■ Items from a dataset
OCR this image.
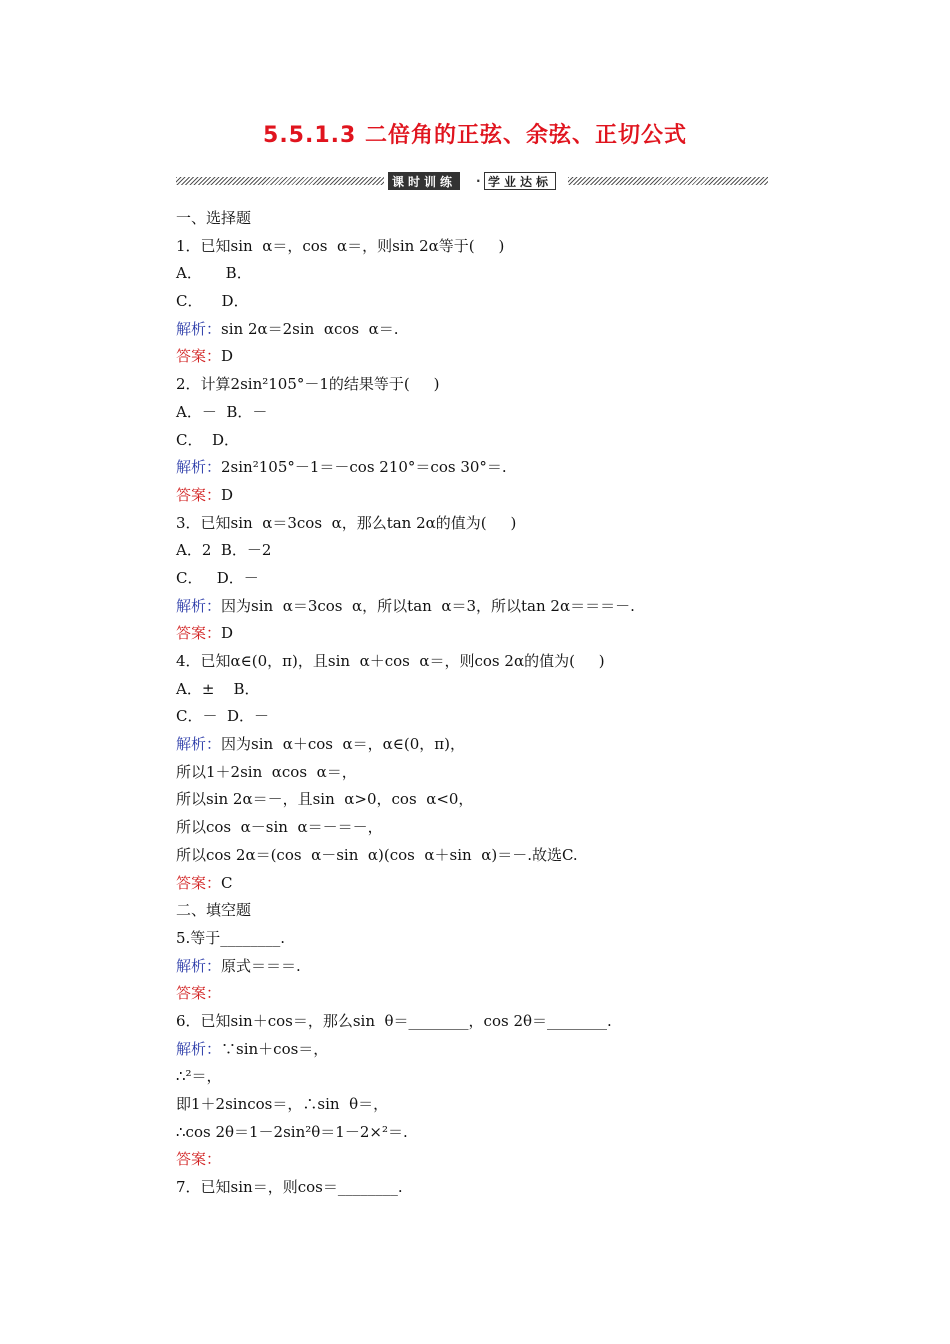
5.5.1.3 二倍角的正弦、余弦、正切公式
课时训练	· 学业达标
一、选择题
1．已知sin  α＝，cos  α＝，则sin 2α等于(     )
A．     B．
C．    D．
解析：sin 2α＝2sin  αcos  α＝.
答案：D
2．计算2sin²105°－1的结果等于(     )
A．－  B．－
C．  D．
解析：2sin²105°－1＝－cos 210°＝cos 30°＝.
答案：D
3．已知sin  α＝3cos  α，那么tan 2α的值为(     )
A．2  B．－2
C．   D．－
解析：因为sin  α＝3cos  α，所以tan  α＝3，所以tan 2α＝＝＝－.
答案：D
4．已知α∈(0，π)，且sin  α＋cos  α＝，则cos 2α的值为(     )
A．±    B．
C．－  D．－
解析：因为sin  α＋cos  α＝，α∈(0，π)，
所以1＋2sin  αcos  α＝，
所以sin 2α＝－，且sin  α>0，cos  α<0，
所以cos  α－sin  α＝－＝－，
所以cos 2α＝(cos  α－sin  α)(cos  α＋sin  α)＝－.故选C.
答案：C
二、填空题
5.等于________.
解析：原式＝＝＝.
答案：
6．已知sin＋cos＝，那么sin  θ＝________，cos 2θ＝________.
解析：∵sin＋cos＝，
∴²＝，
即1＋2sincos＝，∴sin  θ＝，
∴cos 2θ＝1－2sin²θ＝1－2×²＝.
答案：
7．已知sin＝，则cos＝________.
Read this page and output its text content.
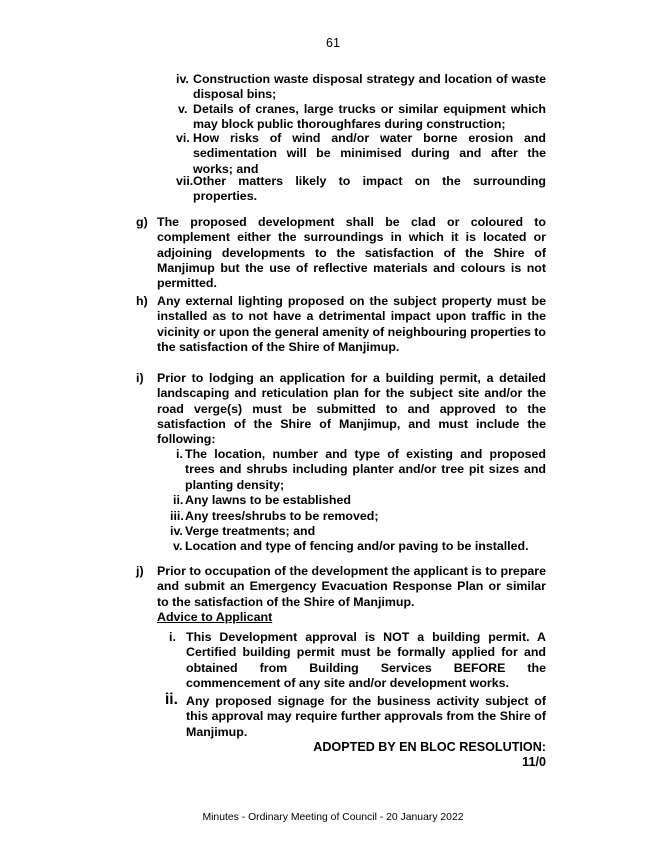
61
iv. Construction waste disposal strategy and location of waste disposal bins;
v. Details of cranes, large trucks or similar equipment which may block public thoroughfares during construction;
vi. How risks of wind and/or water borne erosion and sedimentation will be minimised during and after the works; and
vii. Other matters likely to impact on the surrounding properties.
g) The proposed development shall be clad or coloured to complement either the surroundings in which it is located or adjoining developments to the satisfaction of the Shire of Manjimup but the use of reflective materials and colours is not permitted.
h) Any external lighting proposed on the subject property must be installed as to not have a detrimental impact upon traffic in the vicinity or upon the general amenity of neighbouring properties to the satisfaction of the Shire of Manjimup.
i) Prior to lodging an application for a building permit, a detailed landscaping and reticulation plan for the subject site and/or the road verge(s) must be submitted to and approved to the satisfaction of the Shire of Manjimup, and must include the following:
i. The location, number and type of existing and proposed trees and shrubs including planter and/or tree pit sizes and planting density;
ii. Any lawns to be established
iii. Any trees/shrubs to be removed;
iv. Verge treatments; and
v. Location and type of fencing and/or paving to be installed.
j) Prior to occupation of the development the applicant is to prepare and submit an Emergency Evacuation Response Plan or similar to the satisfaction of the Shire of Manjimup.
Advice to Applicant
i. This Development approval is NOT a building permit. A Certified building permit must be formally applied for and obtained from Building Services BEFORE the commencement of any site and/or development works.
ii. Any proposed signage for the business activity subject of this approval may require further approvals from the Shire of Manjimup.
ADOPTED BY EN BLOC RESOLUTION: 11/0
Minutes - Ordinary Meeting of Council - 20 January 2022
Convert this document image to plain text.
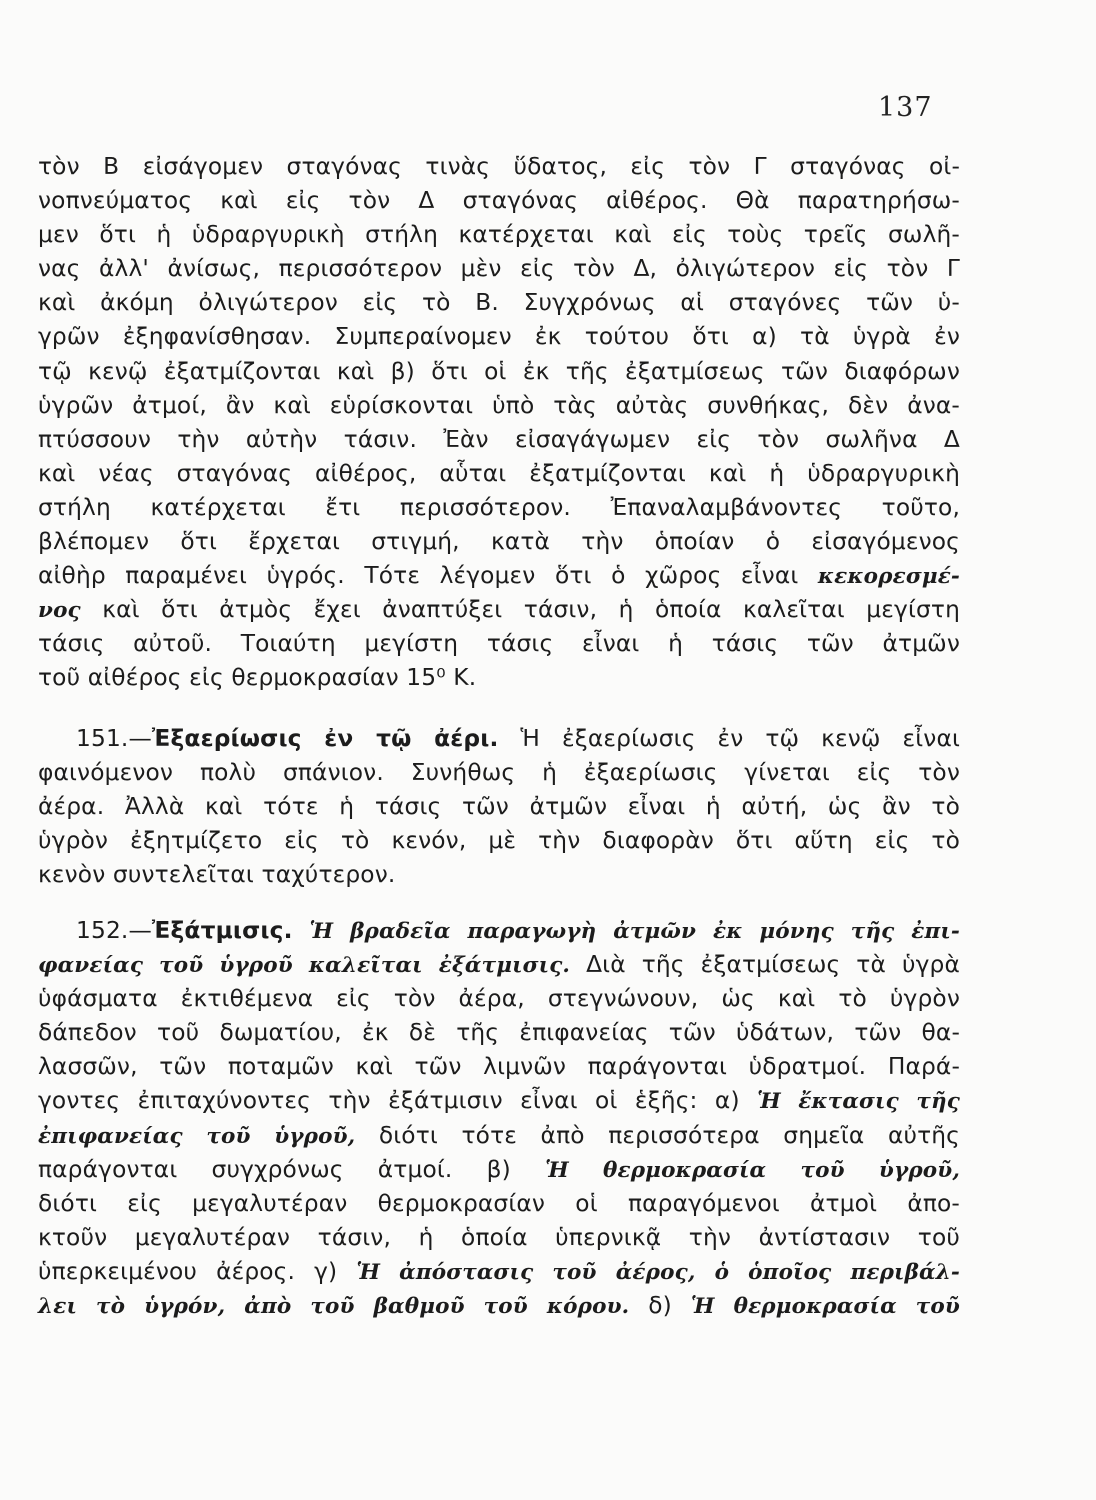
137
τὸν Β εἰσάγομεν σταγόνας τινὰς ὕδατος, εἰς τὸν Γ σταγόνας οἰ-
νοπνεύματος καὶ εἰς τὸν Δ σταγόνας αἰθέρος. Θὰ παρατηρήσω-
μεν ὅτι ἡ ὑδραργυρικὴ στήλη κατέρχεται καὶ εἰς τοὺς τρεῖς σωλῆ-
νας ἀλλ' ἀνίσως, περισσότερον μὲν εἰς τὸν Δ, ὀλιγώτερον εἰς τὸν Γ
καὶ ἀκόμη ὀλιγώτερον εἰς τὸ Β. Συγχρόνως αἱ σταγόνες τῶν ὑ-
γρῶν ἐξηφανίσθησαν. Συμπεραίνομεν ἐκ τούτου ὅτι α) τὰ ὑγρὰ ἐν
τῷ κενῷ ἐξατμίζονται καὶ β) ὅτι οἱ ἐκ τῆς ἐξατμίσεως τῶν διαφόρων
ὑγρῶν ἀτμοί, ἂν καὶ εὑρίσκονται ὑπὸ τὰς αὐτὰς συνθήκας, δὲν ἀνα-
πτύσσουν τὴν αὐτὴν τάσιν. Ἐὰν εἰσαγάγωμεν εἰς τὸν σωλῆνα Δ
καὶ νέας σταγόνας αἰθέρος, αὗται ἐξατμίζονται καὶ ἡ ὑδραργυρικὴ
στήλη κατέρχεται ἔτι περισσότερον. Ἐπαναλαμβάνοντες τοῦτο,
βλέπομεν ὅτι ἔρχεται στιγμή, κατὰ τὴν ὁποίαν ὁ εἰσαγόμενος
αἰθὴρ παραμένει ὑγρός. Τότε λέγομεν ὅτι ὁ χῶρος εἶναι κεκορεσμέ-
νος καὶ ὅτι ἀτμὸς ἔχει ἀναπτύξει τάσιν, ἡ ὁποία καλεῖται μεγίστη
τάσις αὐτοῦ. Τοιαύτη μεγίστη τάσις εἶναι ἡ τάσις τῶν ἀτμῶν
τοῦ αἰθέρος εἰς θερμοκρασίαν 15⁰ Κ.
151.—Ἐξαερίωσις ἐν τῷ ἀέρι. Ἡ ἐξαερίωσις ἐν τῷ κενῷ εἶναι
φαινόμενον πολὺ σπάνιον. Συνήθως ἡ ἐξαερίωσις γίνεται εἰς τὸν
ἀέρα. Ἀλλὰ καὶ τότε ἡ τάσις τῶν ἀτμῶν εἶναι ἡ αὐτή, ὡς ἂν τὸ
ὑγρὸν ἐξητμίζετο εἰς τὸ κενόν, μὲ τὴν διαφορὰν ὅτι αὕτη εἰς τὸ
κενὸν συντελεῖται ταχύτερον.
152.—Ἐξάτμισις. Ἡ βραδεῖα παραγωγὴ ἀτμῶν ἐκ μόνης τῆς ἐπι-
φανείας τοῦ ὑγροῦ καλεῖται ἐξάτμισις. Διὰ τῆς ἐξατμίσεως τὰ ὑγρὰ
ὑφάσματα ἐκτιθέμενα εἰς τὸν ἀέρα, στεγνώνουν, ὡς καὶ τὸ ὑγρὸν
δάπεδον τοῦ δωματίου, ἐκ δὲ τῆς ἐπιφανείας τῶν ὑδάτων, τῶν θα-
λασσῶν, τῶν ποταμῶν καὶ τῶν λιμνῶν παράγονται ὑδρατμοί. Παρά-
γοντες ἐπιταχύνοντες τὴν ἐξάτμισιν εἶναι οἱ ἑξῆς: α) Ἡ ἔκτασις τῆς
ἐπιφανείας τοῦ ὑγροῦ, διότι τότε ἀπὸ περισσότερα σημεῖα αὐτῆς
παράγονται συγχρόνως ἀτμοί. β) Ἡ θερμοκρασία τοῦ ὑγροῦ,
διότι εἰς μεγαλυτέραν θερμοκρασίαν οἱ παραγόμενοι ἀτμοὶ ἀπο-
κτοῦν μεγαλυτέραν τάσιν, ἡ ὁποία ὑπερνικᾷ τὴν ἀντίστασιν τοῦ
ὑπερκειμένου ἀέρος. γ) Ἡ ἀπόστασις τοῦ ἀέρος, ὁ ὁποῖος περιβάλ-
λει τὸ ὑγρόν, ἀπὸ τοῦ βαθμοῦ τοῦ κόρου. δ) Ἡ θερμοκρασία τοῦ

■ Task goal
Select every line in the records above that contains the word "approval".

■ Output for this exercise
i. This Development approval is NOT a building permit. A Certified building permit must be formally applied for and obtained from Building Services BEFORE the commencement of any site and/or development works.
ii. Any proposed signage for the business activity subject of this approval may require further approvals from the Shire of Manjimup.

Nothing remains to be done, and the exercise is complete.